Exercise goal: Pull out every row below that contains the string "plot", matching case exactly, and copy each one.

--- start Data for processing ---

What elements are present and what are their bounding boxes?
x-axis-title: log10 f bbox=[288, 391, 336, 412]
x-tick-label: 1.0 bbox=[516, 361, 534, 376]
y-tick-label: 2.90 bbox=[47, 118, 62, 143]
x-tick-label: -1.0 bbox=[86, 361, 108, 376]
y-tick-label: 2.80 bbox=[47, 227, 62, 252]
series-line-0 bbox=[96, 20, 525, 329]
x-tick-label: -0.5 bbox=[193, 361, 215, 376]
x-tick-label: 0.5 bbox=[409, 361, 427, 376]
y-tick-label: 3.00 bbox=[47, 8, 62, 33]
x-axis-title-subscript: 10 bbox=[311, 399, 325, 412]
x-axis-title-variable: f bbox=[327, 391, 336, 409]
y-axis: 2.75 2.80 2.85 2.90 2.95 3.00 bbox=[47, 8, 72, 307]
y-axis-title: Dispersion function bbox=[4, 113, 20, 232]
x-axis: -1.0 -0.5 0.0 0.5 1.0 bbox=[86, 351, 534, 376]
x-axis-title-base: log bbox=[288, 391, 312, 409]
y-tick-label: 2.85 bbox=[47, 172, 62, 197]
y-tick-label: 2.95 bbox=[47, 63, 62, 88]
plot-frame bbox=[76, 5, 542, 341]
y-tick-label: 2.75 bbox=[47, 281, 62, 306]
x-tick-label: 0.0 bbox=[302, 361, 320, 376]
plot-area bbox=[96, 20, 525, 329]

--- end Data for processing ---

Complete response:
plot-frame bbox=[76, 5, 542, 341]
plot-area bbox=[96, 20, 525, 329]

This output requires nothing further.